THE REQUEST> State the number of lines that contain the word "item", and add nothing else.

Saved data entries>
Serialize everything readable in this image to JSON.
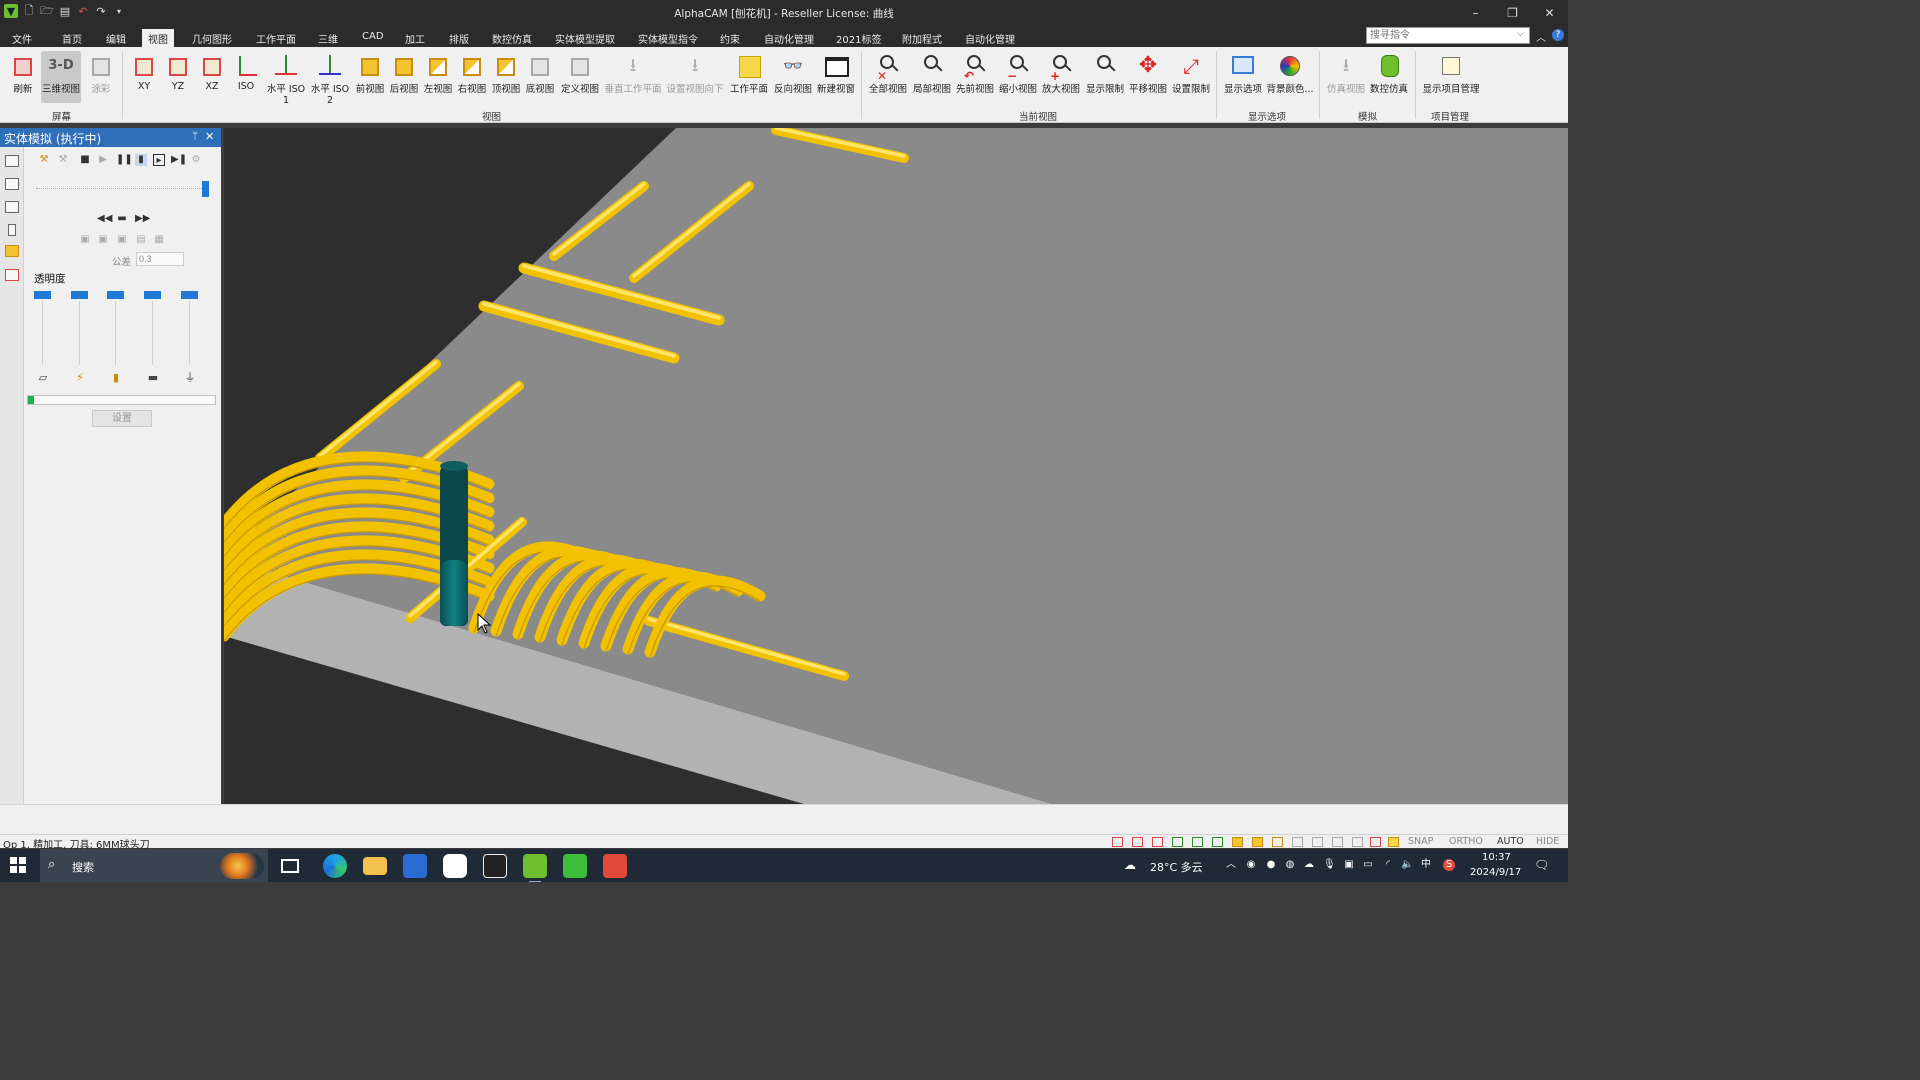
{
  "window": {
    "title": "AlphaCAM [刨花机] - Reseller License: 曲线",
    "minimize": "–",
    "restore": "❐",
    "close": "✕"
  },
  "quick_access": [
    "app-logo",
    "new-file-icon",
    "open-folder-icon",
    "save-icon",
    "undo-icon",
    "redo-icon",
    "customize-icon"
  ],
  "menu": {
    "tabs": [
      "文件",
      "首页",
      "编辑",
      "视图",
      "几何图形",
      "工作平面",
      "三维",
      "CAD",
      "加工",
      "排版",
      "数控仿真",
      "实体模型提取",
      "实体模型指令",
      "约束",
      "自动化管理",
      "2021标签",
      "附加程式",
      "自动化管理"
    ],
    "active": "视图",
    "search_placeholder": "搜寻指令"
  },
  "ribbon": {
    "groups": {
      "screen": "屏幕",
      "view": "视图",
      "current_view": "当前视图",
      "display_options": "显示选项",
      "simulate": "模拟",
      "project_mgmt": "项目管理"
    },
    "buttons": {
      "refresh": "刷新",
      "view3d": "三维视图",
      "view3d_glyph": "3-D",
      "shade": "涂彩",
      "xy": "XY",
      "yz": "YZ",
      "xz": "XZ",
      "iso": "ISO",
      "hiso1_a": "水平 ISO",
      "hiso1_b": "1",
      "hiso2_a": "水平 ISO",
      "hiso2_b": "2",
      "front": "前视图",
      "back": "后视图",
      "left": "左视图",
      "right": "右视图",
      "top": "顶视图",
      "bottom": "底视图",
      "custom": "定义视图",
      "vert_wp": "垂直工作平面",
      "set_view_down": "设置视图向下",
      "workplane": "工作平面",
      "reverse": "反向视图",
      "new_window": "新建视窗",
      "all": "全部视图",
      "partial": "局部视图",
      "previous": "先前视图",
      "zoom_out": "缩小视图",
      "zoom_in": "放大视图",
      "show_limits": "显示限制",
      "pan": "平移视图",
      "set_limits": "设置限制",
      "display_opts": "显示选项",
      "bg_color": "背景颜色...",
      "sim_view": "仿真视图",
      "nc_sim": "数控仿真",
      "proj_mgmt": "显示项目管理"
    }
  },
  "panel": {
    "title": "实体模拟 (执行中)",
    "pin": "ᛘ",
    "close": "✕",
    "rewind": "◀◀",
    "stop_glyph": "▬",
    "ffwd": "▶▶",
    "tolerance_label": "公差",
    "tolerance_value": "0.3",
    "transparency_label": "透明度",
    "transparency_levels": [
      1,
      1,
      1,
      1,
      1
    ],
    "progress": 0.03,
    "settings_button": "设置"
  },
  "status": {
    "text": "Op 1, 精加工, 刀具: 6MM球头刀",
    "snap": "SNAP",
    "ortho": "ORTHO",
    "auto": "AUTO",
    "hide": "HIDE"
  },
  "taskbar": {
    "search_text": "搜索",
    "weather": "28°C 多云",
    "time": "10:37",
    "date": "2024/9/17",
    "ime": "中",
    "apps": [
      "task-view",
      "edge",
      "file-explorer",
      "app-blue",
      "app-pinwheel",
      "app-dark",
      "alphacam",
      "app-green",
      "app-red"
    ]
  },
  "colors": {
    "accent_blue": "#2f6fba",
    "toolpath_yellow": "#f2c200",
    "tool_teal": "#0f6e70",
    "progress_green": "#22b14c"
  }
}
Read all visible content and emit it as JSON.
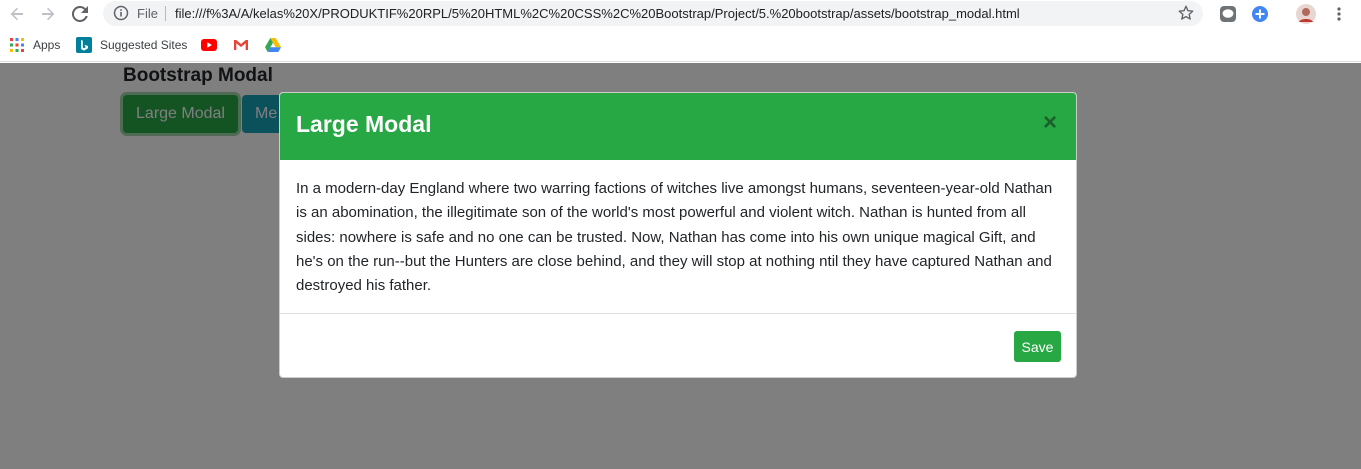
{
  "browser": {
    "file_label": "File",
    "url": "file:///f%3A/A/kelas%20X/PRODUKTIF%20RPL/5%20HTML%2C%20CSS%2C%20Bootstrap/Project/5.%20bootstrap/assets/bootstrap_modal.html",
    "bookmarks": [
      {
        "label": "Apps",
        "icon": "apps-grid-icon"
      },
      {
        "label": "Suggested Sites",
        "icon": "bing-icon"
      },
      {
        "label": "",
        "icon": "youtube-icon"
      },
      {
        "label": "",
        "icon": "gmail-icon"
      },
      {
        "label": "",
        "icon": "google-drive-icon"
      }
    ]
  },
  "page": {
    "title": "Bootstrap Modal",
    "buttons": {
      "large": "Large Modal",
      "medium": "Me"
    }
  },
  "modal": {
    "title": "Large Modal",
    "close_symbol": "×",
    "body": "In a modern-day England where two warring factions of witches live amongst humans, seventeen-year-old Nathan is an abomination, the illegitimate son of the world's most powerful and violent witch. Nathan is hunted from all sides: nowhere is safe and no one can be trusted. Now, Nathan has come into his own unique magical Gift, and he's on the run--but the Hunters are close behind, and they will stop at nothing ntil they have captured Nathan and destroyed his father.",
    "save_label": "Save"
  },
  "colors": {
    "success": "#28a745",
    "info": "#17a2b8",
    "backdrop": "rgba(0,0,0,0.5)"
  }
}
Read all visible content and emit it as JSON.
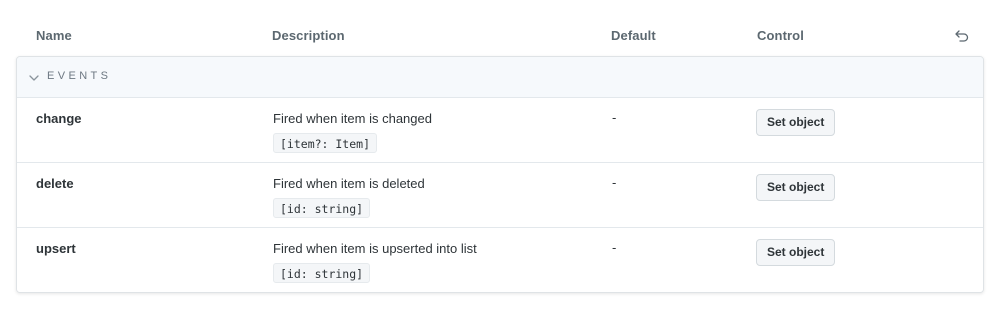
{
  "columns": {
    "name": "Name",
    "description": "Description",
    "default": "Default",
    "control": "Control"
  },
  "reset_icon": "undo-icon",
  "section": {
    "label": "EVENTS",
    "expanded": true,
    "toggle_icon": "chevron-down-icon"
  },
  "rows": [
    {
      "name": "change",
      "description": "Fired when item is changed",
      "type": "[item?: Item]",
      "default": "-",
      "control_label": "Set object"
    },
    {
      "name": "delete",
      "description": "Fired when item is deleted",
      "type": "[id: string]",
      "default": "-",
      "control_label": "Set object"
    },
    {
      "name": "upsert",
      "description": "Fired when item is upserted into list",
      "type": "[id: string]",
      "default": "-",
      "control_label": "Set object"
    }
  ]
}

SOLUTION TO THE EXERCISE> 4